▶ _CHALLENGE_
Repeat every record below exactly, but leave out any pictures.

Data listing
####

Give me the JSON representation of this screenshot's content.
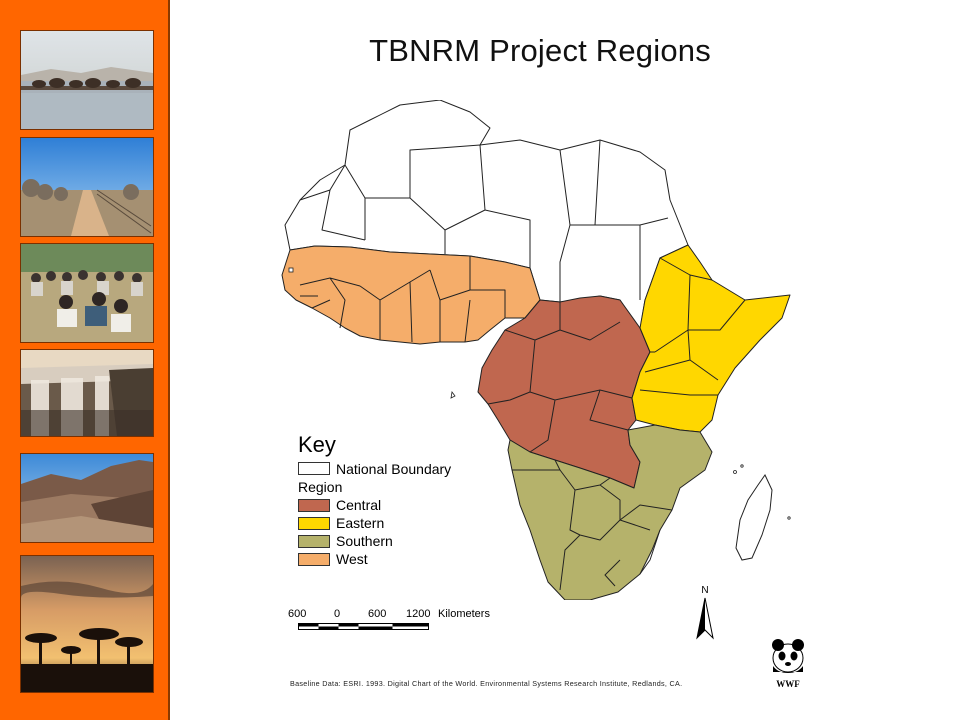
{
  "title": "TBNRM Project Regions",
  "key": {
    "heading": "Key",
    "national_boundary": "National Boundary",
    "region_heading": "Region",
    "regions": [
      {
        "label": "Central",
        "color": "#c0674f"
      },
      {
        "label": "Eastern",
        "color": "#ffd700"
      },
      {
        "label": "Southern",
        "color": "#b5b26b"
      },
      {
        "label": "West",
        "color": "#f5ad6a"
      }
    ],
    "boundary_color": "#ffffff"
  },
  "scale": {
    "labels": [
      "600",
      "0",
      "600",
      "1200",
      "Kilometers"
    ]
  },
  "north_label": "N",
  "credit": "Baseline Data: ESRI. 1993. Digital Chart of the World. Environmental Systems Research Institute, Redlands, CA.",
  "logo_text": "WWF",
  "sidebar": {
    "accent": "#ff6600",
    "photos": [
      "elephants-at-waterhole-photo",
      "dirt-road-fence-photo",
      "community-meeting-photo",
      "waterfall-gorge-photo",
      "mountain-valley-photo",
      "acacia-sunset-photo"
    ]
  }
}
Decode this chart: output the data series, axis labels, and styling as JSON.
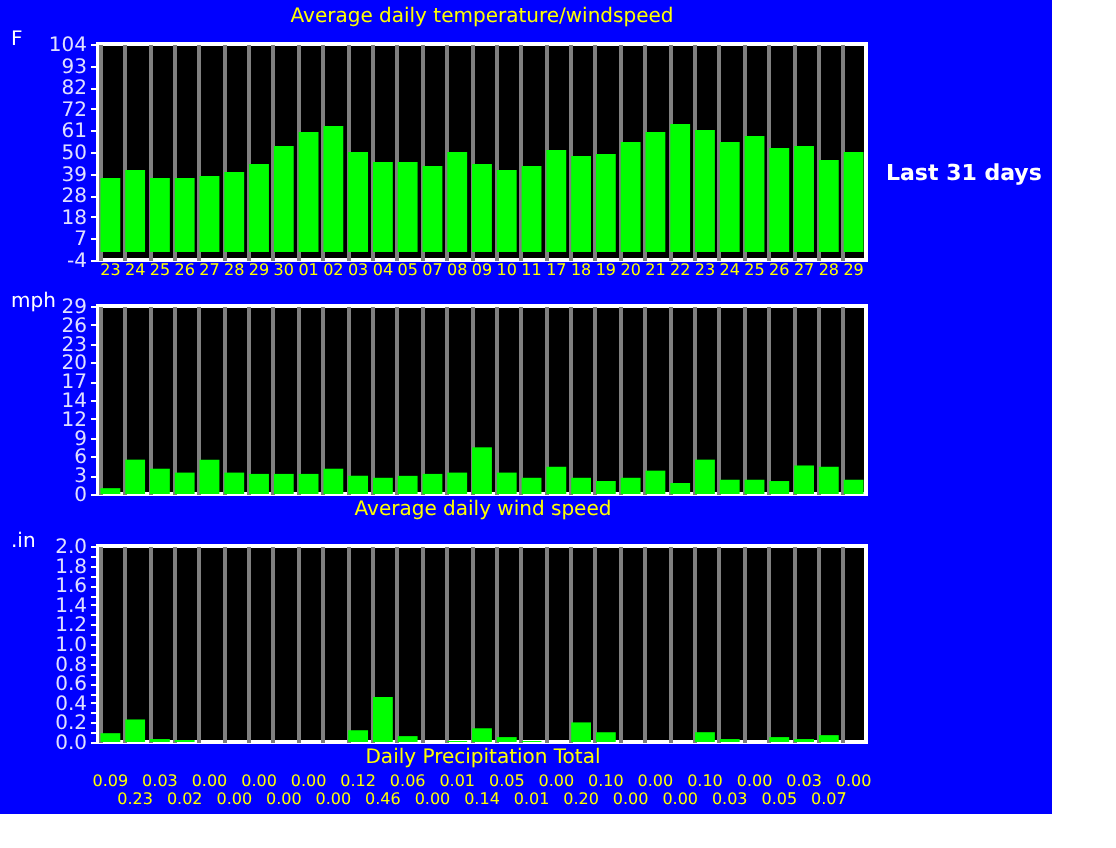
{
  "chart_data": [
    {
      "type": "bar",
      "title": "Average daily temperature/windspeed",
      "ylabel": "F",
      "categories": [
        "23",
        "24",
        "25",
        "26",
        "27",
        "28",
        "29",
        "30",
        "01",
        "02",
        "03",
        "04",
        "05",
        "07",
        "08",
        "09",
        "10",
        "11",
        "17",
        "18",
        "19",
        "20",
        "21",
        "22",
        "23",
        "24",
        "25",
        "26",
        "27",
        "28",
        "29"
      ],
      "values": [
        37,
        41,
        37,
        37,
        38,
        40,
        44,
        53,
        60,
        63,
        50,
        45,
        45,
        43,
        50,
        44,
        41,
        43,
        51,
        48,
        49,
        55,
        60,
        64,
        61,
        55,
        58,
        52,
        53,
        46,
        50
      ],
      "color": "#00ff00",
      "ylim": [
        -4,
        104
      ],
      "yticks": [
        -4,
        {
          "value": 6.8,
          "label": "7"
        },
        {
          "value": 17.6,
          "label": "18"
        },
        {
          "value": 28.4,
          "label": "28"
        },
        {
          "value": 39.2,
          "label": "39"
        },
        50,
        {
          "value": 60.8,
          "label": "61"
        },
        {
          "value": 71.6,
          "label": "72"
        },
        {
          "value": 82.4,
          "label": "82"
        },
        {
          "value": 93.2,
          "label": "93"
        },
        104
      ],
      "grid": "x",
      "annotations": [
        "Last 31 days"
      ]
    },
    {
      "type": "bar",
      "xlabel": "Average daily wind speed",
      "ylabel": "mph",
      "categories": [
        "23",
        "24",
        "25",
        "26",
        "27",
        "28",
        "29",
        "30",
        "01",
        "02",
        "03",
        "04",
        "05",
        "07",
        "08",
        "09",
        "10",
        "11",
        "17",
        "18",
        "19",
        "20",
        "21",
        "22",
        "23",
        "24",
        "25",
        "26",
        "27",
        "28",
        "29"
      ],
      "values": [
        0.9,
        5.3,
        3.9,
        3.3,
        5.3,
        3.3,
        3.1,
        3.1,
        3.1,
        3.9,
        2.8,
        2.5,
        2.8,
        3.1,
        3.3,
        7.2,
        3.3,
        2.5,
        4.2,
        2.5,
        2.0,
        2.5,
        3.6,
        1.7,
        5.3,
        2.2,
        2.2,
        2.0,
        4.4,
        4.2,
        2.2
      ],
      "color": "#00ff00",
      "ylim": [
        0,
        29
      ],
      "yticks": [
        0,
        {
          "value": 2.9,
          "label": "3"
        },
        {
          "value": 5.8,
          "label": "6"
        },
        {
          "value": 8.7,
          "label": "9"
        },
        {
          "value": 11.6,
          "label": "12"
        },
        {
          "value": 14.5,
          "label": "14"
        },
        {
          "value": 17.4,
          "label": "17"
        },
        {
          "value": 20.3,
          "label": "20"
        },
        {
          "value": 23.2,
          "label": "23"
        },
        {
          "value": 26.1,
          "label": "26"
        },
        29
      ],
      "grid": "x",
      "tick_labels": "y"
    },
    {
      "type": "bar",
      "xlabel": "Daily Precipitation Total",
      "ylabel": ".in",
      "categories": [
        "23",
        "24",
        "25",
        "26",
        "27",
        "28",
        "29",
        "30",
        "01",
        "02",
        "03",
        "04",
        "05",
        "07",
        "08",
        "09",
        "10",
        "11",
        "17",
        "18",
        "19",
        "20",
        "21",
        "22",
        "23",
        "24",
        "25",
        "26",
        "27",
        "28",
        "29"
      ],
      "values": [
        0.09,
        0.23,
        0.03,
        0.02,
        0.0,
        0.0,
        0.0,
        0.0,
        0.0,
        0.0,
        0.12,
        0.46,
        0.06,
        0.0,
        0.01,
        0.14,
        0.05,
        0.01,
        0.0,
        0.2,
        0.1,
        0.0,
        0.0,
        0.0,
        0.1,
        0.03,
        0.0,
        0.05,
        0.03,
        0.07,
        0.0
      ],
      "value_labels": [
        "0.09",
        "0.23",
        "0.03",
        "0.02",
        "0.00",
        "0.00",
        "0.00",
        "0.00",
        "0.00",
        "0.00",
        "0.12",
        "0.46",
        "0.06",
        "0.00",
        "0.01",
        "0.14",
        "0.05",
        "0.01",
        "0.00",
        "0.20",
        "0.10",
        "0.00",
        "0.00",
        "0.00",
        "0.10",
        "0.03",
        "0.00",
        "0.05",
        "0.03",
        "0.07",
        "0.00"
      ],
      "color": "#00ff00",
      "ylim": [
        0,
        2.0
      ],
      "yticks": [
        {
          "value": 0,
          "label": "0.0"
        },
        {
          "value": 0.1,
          "label": null
        },
        {
          "value": 0.2,
          "label": "0.2"
        },
        {
          "value": 0.3,
          "label": null
        },
        {
          "value": 0.4,
          "label": "0.4"
        },
        {
          "value": 0.5,
          "label": null
        },
        {
          "value": 0.6,
          "label": "0.6"
        },
        {
          "value": 0.7,
          "label": null
        },
        {
          "value": 0.8,
          "label": "0.8"
        },
        {
          "value": 0.9,
          "label": null
        },
        {
          "value": 1.0,
          "label": "1.0"
        },
        {
          "value": 1.1,
          "label": null
        },
        {
          "value": 1.2,
          "label": "1.2"
        },
        {
          "value": 1.3,
          "label": null
        },
        {
          "value": 1.4,
          "label": "1.4"
        },
        {
          "value": 1.5,
          "label": null
        },
        {
          "value": 1.6,
          "label": "1.6"
        },
        {
          "value": 1.7,
          "label": null
        },
        {
          "value": 1.8,
          "label": "1.8"
        },
        {
          "value": 1.9,
          "label": null
        },
        {
          "value": 2.0,
          "label": "2.0"
        }
      ],
      "grid": "x",
      "tick_labels": "y"
    }
  ]
}
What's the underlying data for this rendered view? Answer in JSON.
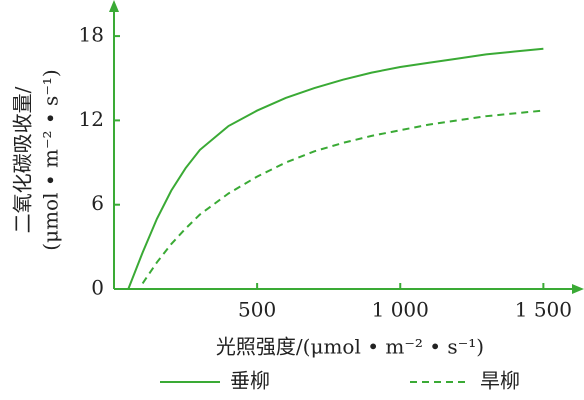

####

▶ _WRITTEN ANSWER_
Give me the JSON representation of this screenshot's content.
{
  "title": "TBNRM Project Regions",
  "key": {
    "heading": "Key",
    "national_boundary": "National Boundary",
    "region_heading": "Region",
    "regions": [
      {
        "label": "Central",
        "color": "#c0674f"
      },
      {
        "label": "Eastern",
        "color": "#ffd700"
      },
      {
        "label": "Southern",
        "color": "#b5b26b"
      },
      {
        "label": "West",
        "color": "#f5ad6a"
      }
    ],
    "boundary_color": "#ffffff"
  },
  "scale": {
    "labels": [
      "600",
      "0",
      "600",
      "1200",
      "Kilometers"
    ]
  },
  "north_label": "N",
  "credit": "Baseline Data: ESRI. 1993. Digital Chart of the World. Environmental Systems Research Institute, Redlands, CA.",
  "logo_text": "WWF",
  "sidebar": {
    "accent": "#ff6600",
    "photos": [
      "elephants-at-waterhole-photo",
      "dirt-road-fence-photo",
      "community-meeting-photo",
      "waterfall-gorge-photo",
      "mountain-valley-photo",
      "acacia-sunset-photo"
    ]
  }
}
Decode this chart: output the data series, axis labels, and styling as JSON.
{
  "chart_data": [
    {
      "type": "bar",
      "title": "Average daily temperature/windspeed",
      "ylabel": "F",
      "categories": [
        "23",
        "24",
        "25",
        "26",
        "27",
        "28",
        "29",
        "30",
        "01",
        "02",
        "03",
        "04",
        "05",
        "07",
        "08",
        "09",
        "10",
        "11",
        "17",
        "18",
        "19",
        "20",
        "21",
        "22",
        "23",
        "24",
        "25",
        "26",
        "27",
        "28",
        "29"
      ],
      "values": [
        37,
        41,
        37,
        37,
        38,
        40,
        44,
        53,
        60,
        63,
        50,
        45,
        45,
        43,
        50,
        44,
        41,
        43,
        51,
        48,
        49,
        55,
        60,
        64,
        61,
        55,
        58,
        52,
        53,
        46,
        50
      ],
      "color": "#00ff00",
      "ylim": [
        -4,
        104
      ],
      "yticks": [
        -4,
        {
          "value": 6.8,
          "label": "7"
        },
        {
          "value": 17.6,
          "label": "18"
        },
        {
          "value": 28.4,
          "label": "28"
        },
        {
          "value": 39.2,
          "label": "39"
        },
        50,
        {
          "value": 60.8,
          "label": "61"
        },
        {
          "value": 71.6,
          "label": "72"
        },
        {
          "value": 82.4,
          "label": "82"
        },
        {
          "value": 93.2,
          "label": "93"
        },
        104
      ],
      "grid": "x",
      "annotations": [
        "Last 31 days"
      ]
    },
    {
      "type": "bar",
      "xlabel": "Average daily wind speed",
      "ylabel": "mph",
      "categories": [
        "23",
        "24",
        "25",
        "26",
        "27",
        "28",
        "29",
        "30",
        "01",
        "02",
        "03",
        "04",
        "05",
        "07",
        "08",
        "09",
        "10",
        "11",
        "17",
        "18",
        "19",
        "20",
        "21",
        "22",
        "23",
        "24",
        "25",
        "26",
        "27",
        "28",
        "29"
      ],
      "values": [
        0.9,
        5.3,
        3.9,
        3.3,
        5.3,
        3.3,
        3.1,
        3.1,
        3.1,
        3.9,
        2.8,
        2.5,
        2.8,
        3.1,
        3.3,
        7.2,
        3.3,
        2.5,
        4.2,
        2.5,
        2.0,
        2.5,
        3.6,
        1.7,
        5.3,
        2.2,
        2.2,
        2.0,
        4.4,
        4.2,
        2.2
      ],
      "color": "#00ff00",
      "ylim": [
        0,
        29
      ],
      "yticks": [
        0,
        {
          "value": 2.9,
          "label": "3"
        },
        {
          "value": 5.8,
          "label": "6"
        },
        {
          "value": 8.7,
          "label": "9"
        },
        {
          "value": 11.6,
          "label": "12"
        },
        {
          "value": 14.5,
          "label": "14"
        },
        {
          "value": 17.4,
          "label": "17"
        },
        {
          "value": 20.3,
          "label": "20"
        },
        {
          "value": 23.2,
          "label": "23"
        },
        {
          "value": 26.1,
          "label": "26"
        },
        29
      ],
      "grid": "x",
      "tick_labels": "y"
    },
    {
      "type": "bar",
      "xlabel": "Daily Precipitation Total",
      "ylabel": ".in",
      "categories": [
        "23",
        "24",
        "25",
        "26",
        "27",
        "28",
        "29",
        "30",
        "01",
        "02",
        "03",
        "04",
        "05",
        "07",
        "08",
        "09",
        "10",
        "11",
        "17",
        "18",
        "19",
        "20",
        "21",
        "22",
        "23",
        "24",
        "25",
        "26",
        "27",
        "28",
        "29"
      ],
      "values": [
        0.09,
        0.23,
        0.03,
        0.02,
        0.0,
        0.0,
        0.0,
        0.0,
        0.0,
        0.0,
        0.12,
        0.46,
        0.06,
        0.0,
        0.01,
        0.14,
        0.05,
        0.01,
        0.0,
        0.2,
        0.1,
        0.0,
        0.0,
        0.0,
        0.1,
        0.03,
        0.0,
        0.05,
        0.03,
        0.07,
        0.0
      ],
      "value_labels": [
        "0.09",
        "0.23",
        "0.03",
        "0.02",
        "0.00",
        "0.00",
        "0.00",
        "0.00",
        "0.00",
        "0.00",
        "0.12",
        "0.46",
        "0.06",
        "0.00",
        "0.01",
        "0.14",
        "0.05",
        "0.01",
        "0.00",
        "0.20",
        "0.10",
        "0.00",
        "0.00",
        "0.00",
        "0.10",
        "0.03",
        "0.00",
        "0.05",
        "0.03",
        "0.07",
        "0.00"
      ],
      "color": "#00ff00",
      "ylim": [
        0,
        2.0
      ],
      "yticks": [
        {
          "value": 0,
          "label": "0.0"
        },
        {
          "value": 0.1,
          "label": null
        },
        {
          "value": 0.2,
          "label": "0.2"
        },
        {
          "value": 0.3,
          "label": null
        },
        {
          "value": 0.4,
          "label": "0.4"
        },
        {
          "value": 0.5,
          "label": null
        },
        {
          "value": 0.6,
          "label": "0.6"
        },
        {
          "value": 0.7,
          "label": null
        },
        {
          "value": 0.8,
          "label": "0.8"
        },
        {
          "value": 0.9,
          "label": null
        },
        {
          "value": 1.0,
          "label": "1.0"
        },
        {
          "value": 1.1,
          "label": null
        },
        {
          "value": 1.2,
          "label": "1.2"
        },
        {
          "value": 1.3,
          "label": null
        },
        {
          "value": 1.4,
          "label": "1.4"
        },
        {
          "value": 1.5,
          "label": null
        },
        {
          "value": 1.6,
          "label": "1.6"
        },
        {
          "value": 1.7,
          "label": null
        },
        {
          "value": 1.8,
          "label": "1.8"
        },
        {
          "value": 1.9,
          "label": null
        },
        {
          "value": 2.0,
          "label": "2.0"
        }
      ],
      "grid": "x",
      "tick_labels": "y"
    }
  ]
}
What's the underlying data for this rendered view? Answer in JSON.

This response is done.